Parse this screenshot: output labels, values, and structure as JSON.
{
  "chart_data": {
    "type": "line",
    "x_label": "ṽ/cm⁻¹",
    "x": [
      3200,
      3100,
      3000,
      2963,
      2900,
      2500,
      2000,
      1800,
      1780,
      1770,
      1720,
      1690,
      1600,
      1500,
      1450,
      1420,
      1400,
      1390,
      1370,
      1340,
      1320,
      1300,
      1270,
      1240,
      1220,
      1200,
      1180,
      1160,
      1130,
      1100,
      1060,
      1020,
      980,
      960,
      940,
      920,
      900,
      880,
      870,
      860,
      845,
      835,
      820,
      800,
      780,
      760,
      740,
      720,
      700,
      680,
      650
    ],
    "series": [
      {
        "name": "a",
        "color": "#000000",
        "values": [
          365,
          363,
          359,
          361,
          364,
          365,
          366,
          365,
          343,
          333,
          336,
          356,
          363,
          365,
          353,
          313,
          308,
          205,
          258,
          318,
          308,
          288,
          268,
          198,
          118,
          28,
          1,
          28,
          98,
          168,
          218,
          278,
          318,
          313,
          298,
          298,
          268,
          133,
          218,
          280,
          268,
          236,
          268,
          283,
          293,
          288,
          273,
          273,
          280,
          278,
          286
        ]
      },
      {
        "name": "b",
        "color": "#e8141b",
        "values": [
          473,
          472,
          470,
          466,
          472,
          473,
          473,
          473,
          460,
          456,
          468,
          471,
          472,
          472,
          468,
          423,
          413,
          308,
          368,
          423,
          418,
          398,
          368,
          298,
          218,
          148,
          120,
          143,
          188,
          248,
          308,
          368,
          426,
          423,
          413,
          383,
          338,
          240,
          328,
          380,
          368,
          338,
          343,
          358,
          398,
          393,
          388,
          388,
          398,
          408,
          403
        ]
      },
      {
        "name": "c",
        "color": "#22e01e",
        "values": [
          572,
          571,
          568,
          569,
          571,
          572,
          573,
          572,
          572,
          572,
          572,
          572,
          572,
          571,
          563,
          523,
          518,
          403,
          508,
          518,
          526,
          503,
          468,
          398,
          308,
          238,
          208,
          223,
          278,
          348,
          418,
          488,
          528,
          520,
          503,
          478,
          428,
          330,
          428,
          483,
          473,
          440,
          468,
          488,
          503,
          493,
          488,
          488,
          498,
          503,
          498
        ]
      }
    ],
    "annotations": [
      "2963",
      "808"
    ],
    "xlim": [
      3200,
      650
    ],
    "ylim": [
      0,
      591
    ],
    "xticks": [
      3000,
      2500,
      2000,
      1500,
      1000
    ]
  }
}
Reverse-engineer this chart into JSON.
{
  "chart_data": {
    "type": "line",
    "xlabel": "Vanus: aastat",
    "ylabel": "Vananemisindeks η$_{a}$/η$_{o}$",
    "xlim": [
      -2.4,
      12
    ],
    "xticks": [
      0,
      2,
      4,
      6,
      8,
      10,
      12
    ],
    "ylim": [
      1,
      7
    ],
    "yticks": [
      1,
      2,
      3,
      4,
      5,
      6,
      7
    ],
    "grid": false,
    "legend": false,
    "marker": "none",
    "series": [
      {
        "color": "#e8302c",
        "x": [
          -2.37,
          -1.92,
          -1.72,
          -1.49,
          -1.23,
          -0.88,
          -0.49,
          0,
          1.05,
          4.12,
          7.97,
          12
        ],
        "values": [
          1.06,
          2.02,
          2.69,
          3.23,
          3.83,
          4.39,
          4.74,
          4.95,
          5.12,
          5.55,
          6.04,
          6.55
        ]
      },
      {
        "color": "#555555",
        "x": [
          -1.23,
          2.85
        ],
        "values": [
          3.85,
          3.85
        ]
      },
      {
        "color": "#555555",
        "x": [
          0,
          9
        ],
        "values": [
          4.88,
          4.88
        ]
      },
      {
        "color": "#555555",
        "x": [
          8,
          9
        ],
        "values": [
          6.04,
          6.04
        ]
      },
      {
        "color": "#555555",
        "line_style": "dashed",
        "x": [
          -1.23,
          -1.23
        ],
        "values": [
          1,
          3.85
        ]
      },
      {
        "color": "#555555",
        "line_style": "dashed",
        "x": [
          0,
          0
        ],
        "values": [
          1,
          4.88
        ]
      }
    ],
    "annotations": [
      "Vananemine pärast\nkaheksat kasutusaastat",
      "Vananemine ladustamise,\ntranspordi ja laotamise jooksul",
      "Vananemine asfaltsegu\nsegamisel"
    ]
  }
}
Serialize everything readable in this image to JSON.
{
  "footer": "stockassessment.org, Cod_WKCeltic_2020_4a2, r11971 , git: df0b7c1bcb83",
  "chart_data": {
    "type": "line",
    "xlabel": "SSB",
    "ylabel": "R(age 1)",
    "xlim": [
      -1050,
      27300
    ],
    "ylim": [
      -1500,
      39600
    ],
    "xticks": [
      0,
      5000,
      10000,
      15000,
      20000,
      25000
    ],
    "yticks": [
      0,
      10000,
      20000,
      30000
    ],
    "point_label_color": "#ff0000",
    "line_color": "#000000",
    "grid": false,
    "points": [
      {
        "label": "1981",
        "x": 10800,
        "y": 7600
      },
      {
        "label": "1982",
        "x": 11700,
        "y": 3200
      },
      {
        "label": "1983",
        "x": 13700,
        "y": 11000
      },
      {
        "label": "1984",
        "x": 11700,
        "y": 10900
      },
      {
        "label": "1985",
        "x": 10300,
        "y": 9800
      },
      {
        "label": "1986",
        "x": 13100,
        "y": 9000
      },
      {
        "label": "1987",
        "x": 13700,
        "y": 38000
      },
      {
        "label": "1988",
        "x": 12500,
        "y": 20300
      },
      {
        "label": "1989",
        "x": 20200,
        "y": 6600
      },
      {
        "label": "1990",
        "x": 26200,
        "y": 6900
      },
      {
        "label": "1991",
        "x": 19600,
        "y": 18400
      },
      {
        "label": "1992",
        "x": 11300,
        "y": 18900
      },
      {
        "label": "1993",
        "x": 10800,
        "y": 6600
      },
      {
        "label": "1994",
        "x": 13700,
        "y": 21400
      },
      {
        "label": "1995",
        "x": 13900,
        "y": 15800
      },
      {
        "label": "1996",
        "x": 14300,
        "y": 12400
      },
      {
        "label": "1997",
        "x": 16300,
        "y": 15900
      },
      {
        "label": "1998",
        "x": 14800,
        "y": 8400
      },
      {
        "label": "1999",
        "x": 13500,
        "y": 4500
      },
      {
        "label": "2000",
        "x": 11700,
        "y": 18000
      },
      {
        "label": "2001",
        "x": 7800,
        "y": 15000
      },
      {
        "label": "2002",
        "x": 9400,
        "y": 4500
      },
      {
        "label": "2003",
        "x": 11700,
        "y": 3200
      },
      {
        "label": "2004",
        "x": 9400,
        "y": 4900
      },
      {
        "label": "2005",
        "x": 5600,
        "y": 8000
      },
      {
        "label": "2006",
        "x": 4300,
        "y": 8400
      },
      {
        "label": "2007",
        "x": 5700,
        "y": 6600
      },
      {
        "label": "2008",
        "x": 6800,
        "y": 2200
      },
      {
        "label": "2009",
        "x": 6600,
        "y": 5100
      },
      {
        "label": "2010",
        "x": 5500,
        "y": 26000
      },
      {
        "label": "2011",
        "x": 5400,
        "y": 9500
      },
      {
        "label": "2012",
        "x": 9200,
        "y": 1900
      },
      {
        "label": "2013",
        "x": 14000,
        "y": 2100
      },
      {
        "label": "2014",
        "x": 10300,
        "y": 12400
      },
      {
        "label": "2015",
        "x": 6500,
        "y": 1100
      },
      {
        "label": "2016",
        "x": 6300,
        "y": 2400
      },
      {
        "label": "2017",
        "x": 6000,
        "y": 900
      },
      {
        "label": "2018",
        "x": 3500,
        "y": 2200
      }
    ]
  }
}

——————

§ **Stated task**:
Take the data above and return it exactly.

§ **Task solution**:
Parse this screenshot: output labels, values, and structure as JSON.
{
  "chart_data": {
    "type": "line",
    "x_label": "ṽ/cm⁻¹",
    "x": [
      3200,
      3100,
      3000,
      2963,
      2900,
      2500,
      2000,
      1800,
      1780,
      1770,
      1720,
      1690,
      1600,
      1500,
      1450,
      1420,
      1400,
      1390,
      1370,
      1340,
      1320,
      1300,
      1270,
      1240,
      1220,
      1200,
      1180,
      1160,
      1130,
      1100,
      1060,
      1020,
      980,
      960,
      940,
      920,
      900,
      880,
      870,
      860,
      845,
      835,
      820,
      800,
      780,
      760,
      740,
      720,
      700,
      680,
      650
    ],
    "series": [
      {
        "name": "a",
        "color": "#000000",
        "values": [
          365,
          363,
          359,
          361,
          364,
          365,
          366,
          365,
          343,
          333,
          336,
          356,
          363,
          365,
          353,
          313,
          308,
          205,
          258,
          318,
          308,
          288,
          268,
          198,
          118,
          28,
          1,
          28,
          98,
          168,
          218,
          278,
          318,
          313,
          298,
          298,
          268,
          133,
          218,
          280,
          268,
          236,
          268,
          283,
          293,
          288,
          273,
          273,
          280,
          278,
          286
        ]
      },
      {
        "name": "b",
        "color": "#e8141b",
        "values": [
          473,
          472,
          470,
          466,
          472,
          473,
          473,
          473,
          460,
          456,
          468,
          471,
          472,
          472,
          468,
          423,
          413,
          308,
          368,
          423,
          418,
          398,
          368,
          298,
          218,
          148,
          120,
          143,
          188,
          248,
          308,
          368,
          426,
          423,
          413,
          383,
          338,
          240,
          328,
          380,
          368,
          338,
          343,
          358,
          398,
          393,
          388,
          388,
          398,
          408,
          403
        ]
      },
      {
        "name": "c",
        "color": "#22e01e",
        "values": [
          572,
          571,
          568,
          569,
          571,
          572,
          573,
          572,
          572,
          572,
          572,
          572,
          572,
          571,
          563,
          523,
          518,
          403,
          508,
          518,
          526,
          503,
          468,
          398,
          308,
          238,
          208,
          223,
          278,
          348,
          418,
          488,
          528,
          520,
          503,
          478,
          428,
          330,
          428,
          483,
          473,
          440,
          468,
          488,
          503,
          493,
          488,
          488,
          498,
          503,
          498
        ]
      }
    ],
    "annotations": [
      "2963",
      "808"
    ],
    "xlim": [
      3200,
      650
    ],
    "ylim": [
      0,
      591
    ],
    "xticks": [
      3000,
      2500,
      2000,
      1500,
      1000
    ]
  }
}
Reverse-engineer this chart into JSON.
{
  "chart_data": {
    "type": "line",
    "xlabel": "Vanus: aastat",
    "ylabel": "Vananemisindeks η$_{a}$/η$_{o}$",
    "xlim": [
      -2.4,
      12
    ],
    "xticks": [
      0,
      2,
      4,
      6,
      8,
      10,
      12
    ],
    "ylim": [
      1,
      7
    ],
    "yticks": [
      1,
      2,
      3,
      4,
      5,
      6,
      7
    ],
    "grid": false,
    "legend": false,
    "marker": "none",
    "series": [
      {
        "color": "#e8302c",
        "x": [
          -2.37,
          -1.92,
          -1.72,
          -1.49,
          -1.23,
          -0.88,
          -0.49,
          0,
          1.05,
          4.12,
          7.97,
          12
        ],
        "values": [
          1.06,
          2.02,
          2.69,
          3.23,
          3.83,
          4.39,
          4.74,
          4.95,
          5.12,
          5.55,
          6.04,
          6.55
        ]
      },
      {
        "color": "#555555",
        "x": [
          -1.23,
          2.85
        ],
        "values": [
          3.85,
          3.85
        ]
      },
      {
        "color": "#555555",
        "x": [
          0,
          9
        ],
        "values": [
          4.88,
          4.88
        ]
      },
      {
        "color": "#555555",
        "x": [
          8,
          9
        ],
        "values": [
          6.04,
          6.04
        ]
      },
      {
        "color": "#555555",
        "line_style": "dashed",
        "x": [
          -1.23,
          -1.23
        ],
        "values": [
          1,
          3.85
        ]
      },
      {
        "color": "#555555",
        "line_style": "dashed",
        "x": [
          0,
          0
        ],
        "values": [
          1,
          4.88
        ]
      }
    ],
    "annotations": [
      "Vananemine pärast\nkaheksat kasutusaastat",
      "Vananemine ladustamise,\ntranspordi ja laotamise jooksul",
      "Vananemine asfaltsegu\nsegamisel"
    ]
  }
}
Serialize everything readable in this image to JSON.
{
  "footer": "stockassessment.org, Cod_WKCeltic_2020_4a2, r11971 , git: df0b7c1bcb83",
  "chart_data": {
    "type": "line",
    "xlabel": "SSB",
    "ylabel": "R(age 1)",
    "xlim": [
      -1050,
      27300
    ],
    "ylim": [
      -1500,
      39600
    ],
    "xticks": [
      0,
      5000,
      10000,
      15000,
      20000,
      25000
    ],
    "yticks": [
      0,
      10000,
      20000,
      30000
    ],
    "point_label_color": "#ff0000",
    "line_color": "#000000",
    "grid": false,
    "points": [
      {
        "label": "1981",
        "x": 10800,
        "y": 7600
      },
      {
        "label": "1982",
        "x": 11700,
        "y": 3200
      },
      {
        "label": "1983",
        "x": 13700,
        "y": 11000
      },
      {
        "label": "1984",
        "x": 11700,
        "y": 10900
      },
      {
        "label": "1985",
        "x": 10300,
        "y": 9800
      },
      {
        "label": "1986",
        "x": 13100,
        "y": 9000
      },
      {
        "label": "1987",
        "x": 13700,
        "y": 38000
      },
      {
        "label": "1988",
        "x": 12500,
        "y": 20300
      },
      {
        "label": "1989",
        "x": 20200,
        "y": 6600
      },
      {
        "label": "1990",
        "x": 26200,
        "y": 6900
      },
      {
        "label": "1991",
        "x": 19600,
        "y": 18400
      },
      {
        "label": "1992",
        "x": 11300,
        "y": 18900
      },
      {
        "label": "1993",
        "x": 10800,
        "y": 6600
      },
      {
        "label": "1994",
        "x": 13700,
        "y": 21400
      },
      {
        "label": "1995",
        "x": 13900,
        "y": 15800
      },
      {
        "label": "1996",
        "x": 14300,
        "y": 12400
      },
      {
        "label": "1997",
        "x": 16300,
        "y": 15900
      },
      {
        "label": "1998",
        "x": 14800,
        "y": 8400
      },
      {
        "label": "1999",
        "x": 13500,
        "y": 4500
      },
      {
        "label": "2000",
        "x": 11700,
        "y": 18000
      },
      {
        "label": "2001",
        "x": 7800,
        "y": 15000
      },
      {
        "label": "2002",
        "x": 9400,
        "y": 4500
      },
      {
        "label": "2003",
        "x": 11700,
        "y": 3200
      },
      {
        "label": "2004",
        "x": 9400,
        "y": 4900
      },
      {
        "label": "2005",
        "x": 5600,
        "y": 8000
      },
      {
        "label": "2006",
        "x": 4300,
        "y": 8400
      },
      {
        "label": "2007",
        "x": 5700,
        "y": 6600
      },
      {
        "label": "2008",
        "x": 6800,
        "y": 2200
      },
      {
        "label": "2009",
        "x": 6600,
        "y": 5100
      },
      {
        "label": "2010",
        "x": 5500,
        "y": 26000
      },
      {
        "label": "2011",
        "x": 5400,
        "y": 9500
      },
      {
        "label": "2012",
        "x": 9200,
        "y": 1900
      },
      {
        "label": "2013",
        "x": 14000,
        "y": 2100
      },
      {
        "label": "2014",
        "x": 10300,
        "y": 12400
      },
      {
        "label": "2015",
        "x": 6500,
        "y": 1100
      },
      {
        "label": "2016",
        "x": 6300,
        "y": 2400
      },
      {
        "label": "2017",
        "x": 6000,
        "y": 900
      },
      {
        "label": "2018",
        "x": 3500,
        "y": 2200
      }
    ]
  }
}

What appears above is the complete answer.